Records to use start
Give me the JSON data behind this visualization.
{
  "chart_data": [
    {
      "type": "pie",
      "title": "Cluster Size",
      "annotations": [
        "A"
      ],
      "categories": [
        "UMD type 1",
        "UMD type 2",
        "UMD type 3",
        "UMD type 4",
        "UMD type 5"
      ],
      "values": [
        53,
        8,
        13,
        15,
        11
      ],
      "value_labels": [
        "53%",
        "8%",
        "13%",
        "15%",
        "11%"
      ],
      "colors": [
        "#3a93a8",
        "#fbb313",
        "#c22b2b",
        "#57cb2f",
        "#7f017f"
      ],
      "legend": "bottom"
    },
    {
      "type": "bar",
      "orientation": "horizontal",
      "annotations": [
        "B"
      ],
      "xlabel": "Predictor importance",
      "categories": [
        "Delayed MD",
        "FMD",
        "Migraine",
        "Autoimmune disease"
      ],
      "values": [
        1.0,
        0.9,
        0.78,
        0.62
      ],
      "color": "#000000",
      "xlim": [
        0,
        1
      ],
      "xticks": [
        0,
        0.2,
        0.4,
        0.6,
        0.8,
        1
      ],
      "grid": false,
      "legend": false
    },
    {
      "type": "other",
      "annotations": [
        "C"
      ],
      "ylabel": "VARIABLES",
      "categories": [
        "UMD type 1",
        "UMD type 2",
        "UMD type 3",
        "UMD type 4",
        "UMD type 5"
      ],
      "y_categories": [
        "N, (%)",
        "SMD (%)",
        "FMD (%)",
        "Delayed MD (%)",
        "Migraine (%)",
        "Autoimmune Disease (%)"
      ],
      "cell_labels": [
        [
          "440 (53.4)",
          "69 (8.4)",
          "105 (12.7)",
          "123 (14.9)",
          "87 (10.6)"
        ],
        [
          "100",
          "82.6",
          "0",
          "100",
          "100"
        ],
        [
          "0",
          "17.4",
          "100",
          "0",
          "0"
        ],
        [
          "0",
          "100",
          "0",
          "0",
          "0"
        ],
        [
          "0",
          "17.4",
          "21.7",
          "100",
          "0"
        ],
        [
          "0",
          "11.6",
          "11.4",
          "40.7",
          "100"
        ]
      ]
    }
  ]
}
Records to use end
Stated exercise:
From the data above, gather every line that includes the word "Autoimmune".

Output below:
        "Autoimmune disease"
        "Autoimmune Disease (%)"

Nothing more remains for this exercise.